- [Work to be completed]:
Look over the lines below. Report each one that includes the string "name".
═══ Working data
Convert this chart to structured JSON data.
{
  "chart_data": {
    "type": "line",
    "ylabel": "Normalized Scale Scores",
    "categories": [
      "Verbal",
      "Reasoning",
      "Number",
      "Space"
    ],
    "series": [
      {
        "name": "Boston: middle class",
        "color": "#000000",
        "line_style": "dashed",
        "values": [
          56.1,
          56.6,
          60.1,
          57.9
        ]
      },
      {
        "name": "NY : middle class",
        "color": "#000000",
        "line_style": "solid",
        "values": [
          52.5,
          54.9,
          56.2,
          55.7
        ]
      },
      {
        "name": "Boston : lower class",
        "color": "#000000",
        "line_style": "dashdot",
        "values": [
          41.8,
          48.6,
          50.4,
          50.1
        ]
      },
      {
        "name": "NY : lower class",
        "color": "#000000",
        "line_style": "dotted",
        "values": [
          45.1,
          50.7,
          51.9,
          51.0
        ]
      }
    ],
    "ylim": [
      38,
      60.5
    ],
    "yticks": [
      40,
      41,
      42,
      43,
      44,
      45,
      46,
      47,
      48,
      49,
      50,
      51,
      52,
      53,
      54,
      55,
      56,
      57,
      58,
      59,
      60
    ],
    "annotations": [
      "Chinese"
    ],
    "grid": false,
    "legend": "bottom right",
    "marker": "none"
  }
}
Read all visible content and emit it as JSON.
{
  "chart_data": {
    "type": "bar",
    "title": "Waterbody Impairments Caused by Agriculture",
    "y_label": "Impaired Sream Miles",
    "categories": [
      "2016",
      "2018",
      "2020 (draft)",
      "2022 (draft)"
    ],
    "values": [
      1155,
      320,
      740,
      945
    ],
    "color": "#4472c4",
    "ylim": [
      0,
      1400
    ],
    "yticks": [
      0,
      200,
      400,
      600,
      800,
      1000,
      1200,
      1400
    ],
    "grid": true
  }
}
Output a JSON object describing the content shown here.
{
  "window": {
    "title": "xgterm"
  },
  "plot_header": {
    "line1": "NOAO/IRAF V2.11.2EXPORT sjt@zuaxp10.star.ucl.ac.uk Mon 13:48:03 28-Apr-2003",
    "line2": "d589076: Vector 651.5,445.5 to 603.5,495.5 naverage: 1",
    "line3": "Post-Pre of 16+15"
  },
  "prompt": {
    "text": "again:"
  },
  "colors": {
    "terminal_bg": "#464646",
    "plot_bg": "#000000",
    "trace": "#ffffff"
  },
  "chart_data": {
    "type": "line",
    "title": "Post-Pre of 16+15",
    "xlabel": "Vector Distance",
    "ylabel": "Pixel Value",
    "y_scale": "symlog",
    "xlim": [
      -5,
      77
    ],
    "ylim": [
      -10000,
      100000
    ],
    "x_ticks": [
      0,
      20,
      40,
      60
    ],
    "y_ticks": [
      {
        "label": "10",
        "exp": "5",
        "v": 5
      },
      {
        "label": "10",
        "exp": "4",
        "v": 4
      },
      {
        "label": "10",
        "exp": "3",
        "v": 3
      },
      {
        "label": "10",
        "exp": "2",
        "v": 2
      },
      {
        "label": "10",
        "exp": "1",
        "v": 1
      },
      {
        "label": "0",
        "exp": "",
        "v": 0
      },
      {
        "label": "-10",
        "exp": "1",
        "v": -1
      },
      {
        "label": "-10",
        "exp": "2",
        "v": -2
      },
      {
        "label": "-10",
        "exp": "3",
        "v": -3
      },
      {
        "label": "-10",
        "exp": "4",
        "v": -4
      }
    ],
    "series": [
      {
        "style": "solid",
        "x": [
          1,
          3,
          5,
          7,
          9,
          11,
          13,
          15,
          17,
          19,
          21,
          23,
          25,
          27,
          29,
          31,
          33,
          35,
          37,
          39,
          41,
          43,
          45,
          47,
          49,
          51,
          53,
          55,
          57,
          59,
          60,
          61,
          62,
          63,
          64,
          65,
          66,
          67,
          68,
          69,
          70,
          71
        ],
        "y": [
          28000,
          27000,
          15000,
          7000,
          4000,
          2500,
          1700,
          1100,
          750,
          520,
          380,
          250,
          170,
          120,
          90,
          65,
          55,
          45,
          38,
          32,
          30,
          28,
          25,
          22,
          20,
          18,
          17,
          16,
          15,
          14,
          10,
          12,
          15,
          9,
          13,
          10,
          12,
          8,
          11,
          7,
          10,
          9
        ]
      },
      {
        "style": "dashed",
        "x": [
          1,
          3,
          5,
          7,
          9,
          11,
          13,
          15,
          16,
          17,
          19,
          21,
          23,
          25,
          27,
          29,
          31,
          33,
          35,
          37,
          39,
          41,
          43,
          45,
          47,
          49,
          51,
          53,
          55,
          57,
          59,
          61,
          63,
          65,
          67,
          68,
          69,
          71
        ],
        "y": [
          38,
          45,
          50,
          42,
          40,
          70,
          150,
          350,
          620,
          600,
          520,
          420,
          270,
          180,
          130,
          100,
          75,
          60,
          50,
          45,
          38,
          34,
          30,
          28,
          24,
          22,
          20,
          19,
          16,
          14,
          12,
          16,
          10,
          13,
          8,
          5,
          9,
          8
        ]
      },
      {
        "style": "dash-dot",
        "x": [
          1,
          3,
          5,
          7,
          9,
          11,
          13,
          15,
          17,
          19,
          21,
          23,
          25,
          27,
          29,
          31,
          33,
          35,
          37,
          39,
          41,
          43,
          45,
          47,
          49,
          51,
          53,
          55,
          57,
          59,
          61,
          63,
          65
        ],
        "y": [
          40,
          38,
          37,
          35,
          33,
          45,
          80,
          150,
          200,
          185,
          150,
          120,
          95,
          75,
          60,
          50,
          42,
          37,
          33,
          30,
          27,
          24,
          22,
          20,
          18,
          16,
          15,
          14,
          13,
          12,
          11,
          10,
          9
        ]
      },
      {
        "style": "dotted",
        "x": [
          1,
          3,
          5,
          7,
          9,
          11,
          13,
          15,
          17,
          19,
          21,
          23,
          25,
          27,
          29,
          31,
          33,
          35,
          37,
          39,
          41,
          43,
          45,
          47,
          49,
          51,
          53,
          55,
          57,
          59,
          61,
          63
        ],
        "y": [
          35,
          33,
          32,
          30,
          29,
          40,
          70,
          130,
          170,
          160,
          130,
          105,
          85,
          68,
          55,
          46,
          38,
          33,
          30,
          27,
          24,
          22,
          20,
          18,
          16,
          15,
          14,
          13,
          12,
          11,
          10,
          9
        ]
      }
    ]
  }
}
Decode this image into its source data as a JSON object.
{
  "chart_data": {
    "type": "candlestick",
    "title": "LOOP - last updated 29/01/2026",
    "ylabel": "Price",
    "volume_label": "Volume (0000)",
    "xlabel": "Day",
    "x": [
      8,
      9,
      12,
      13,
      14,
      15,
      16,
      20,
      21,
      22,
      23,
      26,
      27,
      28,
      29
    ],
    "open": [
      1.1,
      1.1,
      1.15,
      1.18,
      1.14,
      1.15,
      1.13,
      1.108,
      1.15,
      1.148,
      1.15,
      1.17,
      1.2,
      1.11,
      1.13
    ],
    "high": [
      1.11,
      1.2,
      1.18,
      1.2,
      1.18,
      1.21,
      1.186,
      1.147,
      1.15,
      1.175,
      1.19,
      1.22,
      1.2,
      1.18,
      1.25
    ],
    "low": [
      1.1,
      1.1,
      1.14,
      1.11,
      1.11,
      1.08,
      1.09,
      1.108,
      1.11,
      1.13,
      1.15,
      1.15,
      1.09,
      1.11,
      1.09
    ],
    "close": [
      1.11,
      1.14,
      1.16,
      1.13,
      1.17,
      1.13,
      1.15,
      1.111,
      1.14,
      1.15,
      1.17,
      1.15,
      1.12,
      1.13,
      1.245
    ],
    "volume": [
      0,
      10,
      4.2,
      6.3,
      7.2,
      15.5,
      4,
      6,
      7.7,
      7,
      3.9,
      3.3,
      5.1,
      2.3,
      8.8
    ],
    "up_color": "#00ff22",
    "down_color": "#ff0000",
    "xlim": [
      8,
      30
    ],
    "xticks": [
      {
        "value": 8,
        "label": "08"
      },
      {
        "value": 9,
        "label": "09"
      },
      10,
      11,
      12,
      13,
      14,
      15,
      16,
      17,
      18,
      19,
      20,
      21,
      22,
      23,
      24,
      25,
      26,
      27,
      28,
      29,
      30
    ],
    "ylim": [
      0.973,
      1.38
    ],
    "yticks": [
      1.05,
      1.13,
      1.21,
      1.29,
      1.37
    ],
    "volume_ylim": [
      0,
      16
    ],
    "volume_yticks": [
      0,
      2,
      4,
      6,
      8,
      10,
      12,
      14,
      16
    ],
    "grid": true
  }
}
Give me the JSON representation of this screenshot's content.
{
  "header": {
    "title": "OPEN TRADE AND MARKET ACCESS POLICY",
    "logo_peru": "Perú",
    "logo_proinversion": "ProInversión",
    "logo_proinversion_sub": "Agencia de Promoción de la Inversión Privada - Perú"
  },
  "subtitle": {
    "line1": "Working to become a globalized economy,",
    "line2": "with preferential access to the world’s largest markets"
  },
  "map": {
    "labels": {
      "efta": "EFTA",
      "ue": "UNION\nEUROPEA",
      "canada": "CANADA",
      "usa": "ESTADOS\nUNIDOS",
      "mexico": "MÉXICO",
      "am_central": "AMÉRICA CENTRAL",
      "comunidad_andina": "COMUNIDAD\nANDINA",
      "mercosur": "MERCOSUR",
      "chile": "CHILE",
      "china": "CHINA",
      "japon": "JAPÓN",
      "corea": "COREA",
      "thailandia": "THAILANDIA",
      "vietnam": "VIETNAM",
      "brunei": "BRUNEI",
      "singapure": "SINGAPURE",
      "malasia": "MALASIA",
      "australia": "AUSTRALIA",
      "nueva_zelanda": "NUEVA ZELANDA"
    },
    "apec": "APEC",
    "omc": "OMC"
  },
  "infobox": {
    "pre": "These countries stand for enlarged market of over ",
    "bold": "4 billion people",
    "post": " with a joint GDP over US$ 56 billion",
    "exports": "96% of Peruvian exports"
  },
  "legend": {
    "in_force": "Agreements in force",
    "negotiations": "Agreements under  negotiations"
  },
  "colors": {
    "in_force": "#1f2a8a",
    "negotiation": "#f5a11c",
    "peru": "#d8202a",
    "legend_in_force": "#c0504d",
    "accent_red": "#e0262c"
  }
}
══════
- [Correct response]:
        "name": "Boston: middle class",
        "name": "NY : middle class",
        "name": "Boston : lower class",
        "name": "NY : lower class",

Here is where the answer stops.